In the copy, include every entry exactly but none of the images.
☆ ☆ ☆ ☆ ☆
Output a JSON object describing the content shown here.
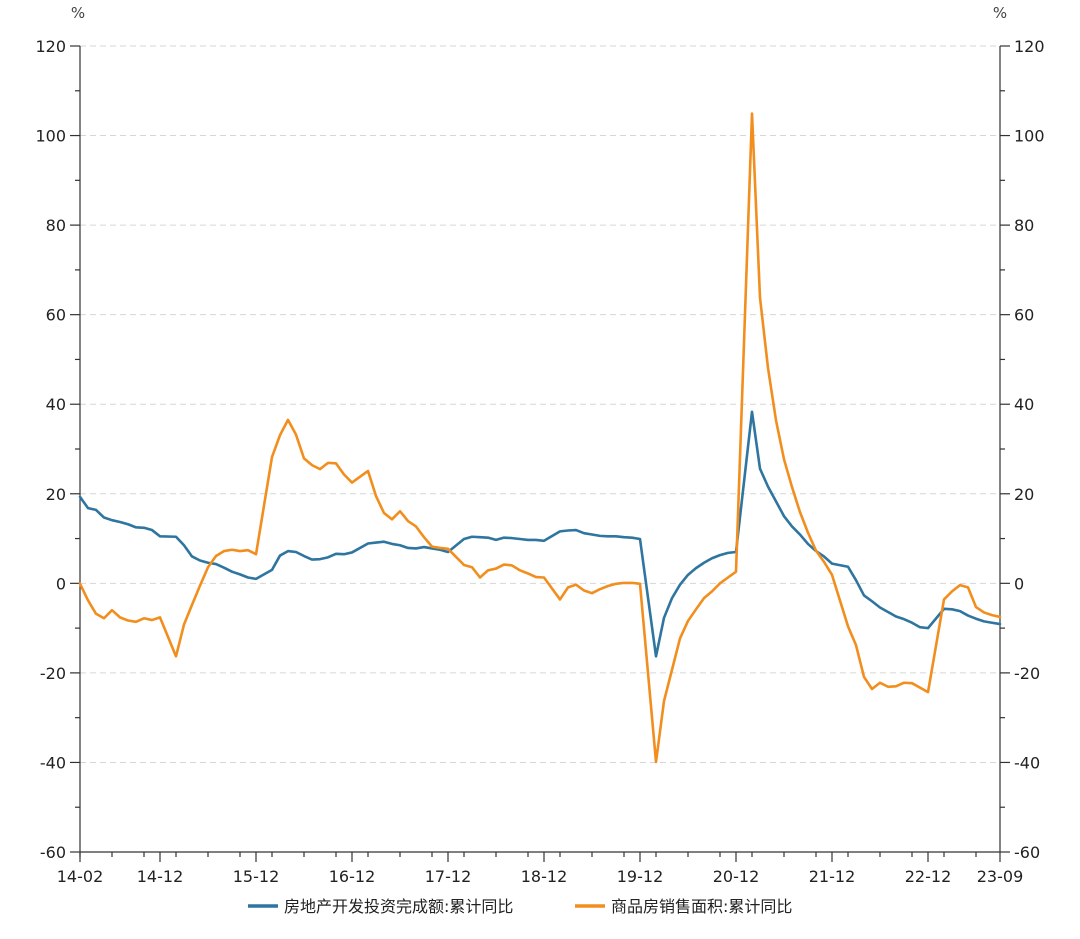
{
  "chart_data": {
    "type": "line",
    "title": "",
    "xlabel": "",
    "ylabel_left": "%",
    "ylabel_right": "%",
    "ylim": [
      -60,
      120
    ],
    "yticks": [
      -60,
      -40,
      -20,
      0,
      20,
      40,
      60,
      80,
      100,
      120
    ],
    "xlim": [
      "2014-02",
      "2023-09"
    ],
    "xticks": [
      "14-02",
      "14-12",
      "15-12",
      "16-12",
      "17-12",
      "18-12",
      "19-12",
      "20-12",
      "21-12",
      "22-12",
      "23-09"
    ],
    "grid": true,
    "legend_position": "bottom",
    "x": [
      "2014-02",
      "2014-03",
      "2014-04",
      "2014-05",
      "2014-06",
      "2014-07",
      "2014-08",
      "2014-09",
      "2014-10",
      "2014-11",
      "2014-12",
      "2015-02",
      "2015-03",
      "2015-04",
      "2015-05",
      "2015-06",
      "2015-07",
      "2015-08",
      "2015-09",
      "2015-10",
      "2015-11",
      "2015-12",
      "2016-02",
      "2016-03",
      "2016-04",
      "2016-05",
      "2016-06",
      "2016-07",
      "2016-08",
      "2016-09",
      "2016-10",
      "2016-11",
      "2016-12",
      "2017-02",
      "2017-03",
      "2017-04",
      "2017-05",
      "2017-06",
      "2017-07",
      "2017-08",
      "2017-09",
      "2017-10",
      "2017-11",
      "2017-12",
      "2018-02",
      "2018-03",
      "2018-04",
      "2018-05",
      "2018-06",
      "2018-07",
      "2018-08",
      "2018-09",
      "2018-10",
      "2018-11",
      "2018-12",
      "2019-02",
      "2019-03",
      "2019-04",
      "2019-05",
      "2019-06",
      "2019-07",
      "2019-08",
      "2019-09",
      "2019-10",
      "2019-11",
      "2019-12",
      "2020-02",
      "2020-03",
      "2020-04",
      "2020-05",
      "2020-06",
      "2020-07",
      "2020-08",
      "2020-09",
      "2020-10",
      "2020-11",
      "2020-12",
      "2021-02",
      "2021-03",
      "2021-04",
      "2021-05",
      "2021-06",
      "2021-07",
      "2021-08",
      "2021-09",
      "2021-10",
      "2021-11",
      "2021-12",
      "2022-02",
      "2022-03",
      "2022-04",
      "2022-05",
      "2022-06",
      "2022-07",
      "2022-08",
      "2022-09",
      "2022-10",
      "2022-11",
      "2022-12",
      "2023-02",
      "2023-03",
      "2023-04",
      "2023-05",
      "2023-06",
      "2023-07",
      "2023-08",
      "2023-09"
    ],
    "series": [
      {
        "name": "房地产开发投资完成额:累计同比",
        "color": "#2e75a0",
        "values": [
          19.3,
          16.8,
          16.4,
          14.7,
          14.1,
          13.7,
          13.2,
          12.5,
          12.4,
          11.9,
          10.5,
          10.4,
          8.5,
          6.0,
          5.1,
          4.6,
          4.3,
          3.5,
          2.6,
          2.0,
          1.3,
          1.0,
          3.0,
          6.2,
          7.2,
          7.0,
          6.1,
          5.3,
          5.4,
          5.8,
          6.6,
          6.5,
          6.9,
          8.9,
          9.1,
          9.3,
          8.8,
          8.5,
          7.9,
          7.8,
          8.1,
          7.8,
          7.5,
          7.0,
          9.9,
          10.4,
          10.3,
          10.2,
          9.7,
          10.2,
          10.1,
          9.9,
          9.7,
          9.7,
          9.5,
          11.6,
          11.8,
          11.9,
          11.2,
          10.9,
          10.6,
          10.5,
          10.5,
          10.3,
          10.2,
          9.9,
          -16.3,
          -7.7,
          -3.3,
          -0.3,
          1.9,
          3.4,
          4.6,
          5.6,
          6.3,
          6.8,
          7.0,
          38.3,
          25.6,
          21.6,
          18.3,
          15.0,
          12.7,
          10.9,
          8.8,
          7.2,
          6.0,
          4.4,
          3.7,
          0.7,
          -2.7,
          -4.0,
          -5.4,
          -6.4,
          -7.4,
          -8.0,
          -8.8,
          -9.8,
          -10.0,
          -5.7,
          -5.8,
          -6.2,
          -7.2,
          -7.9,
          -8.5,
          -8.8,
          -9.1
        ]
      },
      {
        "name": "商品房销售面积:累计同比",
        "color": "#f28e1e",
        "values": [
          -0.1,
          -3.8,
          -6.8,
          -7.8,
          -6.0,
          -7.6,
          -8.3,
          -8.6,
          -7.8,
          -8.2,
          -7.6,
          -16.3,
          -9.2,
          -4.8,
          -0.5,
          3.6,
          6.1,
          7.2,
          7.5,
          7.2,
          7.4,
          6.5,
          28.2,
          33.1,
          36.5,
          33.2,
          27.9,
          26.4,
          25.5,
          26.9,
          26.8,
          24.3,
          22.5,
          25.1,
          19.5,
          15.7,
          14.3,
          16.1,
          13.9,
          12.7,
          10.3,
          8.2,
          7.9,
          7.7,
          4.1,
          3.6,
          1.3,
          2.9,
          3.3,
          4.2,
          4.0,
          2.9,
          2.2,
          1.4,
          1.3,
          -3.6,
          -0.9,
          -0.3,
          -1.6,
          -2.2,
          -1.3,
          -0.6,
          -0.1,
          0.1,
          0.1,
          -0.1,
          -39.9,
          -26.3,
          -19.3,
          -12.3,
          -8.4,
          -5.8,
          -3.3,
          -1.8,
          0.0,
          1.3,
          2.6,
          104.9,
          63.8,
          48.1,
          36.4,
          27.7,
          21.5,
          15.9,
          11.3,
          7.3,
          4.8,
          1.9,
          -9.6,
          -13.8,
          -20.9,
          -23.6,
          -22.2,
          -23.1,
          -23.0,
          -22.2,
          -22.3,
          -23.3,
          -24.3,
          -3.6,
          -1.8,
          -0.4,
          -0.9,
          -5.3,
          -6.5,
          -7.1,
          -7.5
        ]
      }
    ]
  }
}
☆ ☆ ☆ ☆ ☆
**Written solution:**
Output a JSON object describing the content shown here.
{
  "chart_data": {
    "type": "line",
    "title": "",
    "xlabel": "",
    "ylabel_left": "%",
    "ylabel_right": "%",
    "ylim": [
      -60,
      120
    ],
    "yticks": [
      -60,
      -40,
      -20,
      0,
      20,
      40,
      60,
      80,
      100,
      120
    ],
    "xlim": [
      "2014-02",
      "2023-09"
    ],
    "xticks": [
      "14-02",
      "14-12",
      "15-12",
      "16-12",
      "17-12",
      "18-12",
      "19-12",
      "20-12",
      "21-12",
      "22-12",
      "23-09"
    ],
    "grid": true,
    "legend_position": "bottom",
    "x": [
      "2014-02",
      "2014-03",
      "2014-04",
      "2014-05",
      "2014-06",
      "2014-07",
      "2014-08",
      "2014-09",
      "2014-10",
      "2014-11",
      "2014-12",
      "2015-02",
      "2015-03",
      "2015-04",
      "2015-05",
      "2015-06",
      "2015-07",
      "2015-08",
      "2015-09",
      "2015-10",
      "2015-11",
      "2015-12",
      "2016-02",
      "2016-03",
      "2016-04",
      "2016-05",
      "2016-06",
      "2016-07",
      "2016-08",
      "2016-09",
      "2016-10",
      "2016-11",
      "2016-12",
      "2017-02",
      "2017-03",
      "2017-04",
      "2017-05",
      "2017-06",
      "2017-07",
      "2017-08",
      "2017-09",
      "2017-10",
      "2017-11",
      "2017-12",
      "2018-02",
      "2018-03",
      "2018-04",
      "2018-05",
      "2018-06",
      "2018-07",
      "2018-08",
      "2018-09",
      "2018-10",
      "2018-11",
      "2018-12",
      "2019-02",
      "2019-03",
      "2019-04",
      "2019-05",
      "2019-06",
      "2019-07",
      "2019-08",
      "2019-09",
      "2019-10",
      "2019-11",
      "2019-12",
      "2020-02",
      "2020-03",
      "2020-04",
      "2020-05",
      "2020-06",
      "2020-07",
      "2020-08",
      "2020-09",
      "2020-10",
      "2020-11",
      "2020-12",
      "2021-02",
      "2021-03",
      "2021-04",
      "2021-05",
      "2021-06",
      "2021-07",
      "2021-08",
      "2021-09",
      "2021-10",
      "2021-11",
      "2021-12",
      "2022-02",
      "2022-03",
      "2022-04",
      "2022-05",
      "2022-06",
      "2022-07",
      "2022-08",
      "2022-09",
      "2022-10",
      "2022-11",
      "2022-12",
      "2023-02",
      "2023-03",
      "2023-04",
      "2023-05",
      "2023-06",
      "2023-07",
      "2023-08",
      "2023-09"
    ],
    "series": [
      {
        "name": "房地产开发投资完成额:累计同比",
        "color": "#2e75a0",
        "values": [
          19.3,
          16.8,
          16.4,
          14.7,
          14.1,
          13.7,
          13.2,
          12.5,
          12.4,
          11.9,
          10.5,
          10.4,
          8.5,
          6.0,
          5.1,
          4.6,
          4.3,
          3.5,
          2.6,
          2.0,
          1.3,
          1.0,
          3.0,
          6.2,
          7.2,
          7.0,
          6.1,
          5.3,
          5.4,
          5.8,
          6.6,
          6.5,
          6.9,
          8.9,
          9.1,
          9.3,
          8.8,
          8.5,
          7.9,
          7.8,
          8.1,
          7.8,
          7.5,
          7.0,
          9.9,
          10.4,
          10.3,
          10.2,
          9.7,
          10.2,
          10.1,
          9.9,
          9.7,
          9.7,
          9.5,
          11.6,
          11.8,
          11.9,
          11.2,
          10.9,
          10.6,
          10.5,
          10.5,
          10.3,
          10.2,
          9.9,
          -16.3,
          -7.7,
          -3.3,
          -0.3,
          1.9,
          3.4,
          4.6,
          5.6,
          6.3,
          6.8,
          7.0,
          38.3,
          25.6,
          21.6,
          18.3,
          15.0,
          12.7,
          10.9,
          8.8,
          7.2,
          6.0,
          4.4,
          3.7,
          0.7,
          -2.7,
          -4.0,
          -5.4,
          -6.4,
          -7.4,
          -8.0,
          -8.8,
          -9.8,
          -10.0,
          -5.7,
          -5.8,
          -6.2,
          -7.2,
          -7.9,
          -8.5,
          -8.8,
          -9.1
        ]
      },
      {
        "name": "商品房销售面积:累计同比",
        "color": "#f28e1e",
        "values": [
          -0.1,
          -3.8,
          -6.8,
          -7.8,
          -6.0,
          -7.6,
          -8.3,
          -8.6,
          -7.8,
          -8.2,
          -7.6,
          -16.3,
          -9.2,
          -4.8,
          -0.5,
          3.6,
          6.1,
          7.2,
          7.5,
          7.2,
          7.4,
          6.5,
          28.2,
          33.1,
          36.5,
          33.2,
          27.9,
          26.4,
          25.5,
          26.9,
          26.8,
          24.3,
          22.5,
          25.1,
          19.5,
          15.7,
          14.3,
          16.1,
          13.9,
          12.7,
          10.3,
          8.2,
          7.9,
          7.7,
          4.1,
          3.6,
          1.3,
          2.9,
          3.3,
          4.2,
          4.0,
          2.9,
          2.2,
          1.4,
          1.3,
          -3.6,
          -0.9,
          -0.3,
          -1.6,
          -2.2,
          -1.3,
          -0.6,
          -0.1,
          0.1,
          0.1,
          -0.1,
          -39.9,
          -26.3,
          -19.3,
          -12.3,
          -8.4,
          -5.8,
          -3.3,
          -1.8,
          0.0,
          1.3,
          2.6,
          104.9,
          63.8,
          48.1,
          36.4,
          27.7,
          21.5,
          15.9,
          11.3,
          7.3,
          4.8,
          1.9,
          -9.6,
          -13.8,
          -20.9,
          -23.6,
          -22.2,
          -23.1,
          -23.0,
          -22.2,
          -22.3,
          -23.3,
          -24.3,
          -3.6,
          -1.8,
          -0.4,
          -0.9,
          -5.3,
          -6.5,
          -7.1,
          -7.5
        ]
      }
    ]
  }
}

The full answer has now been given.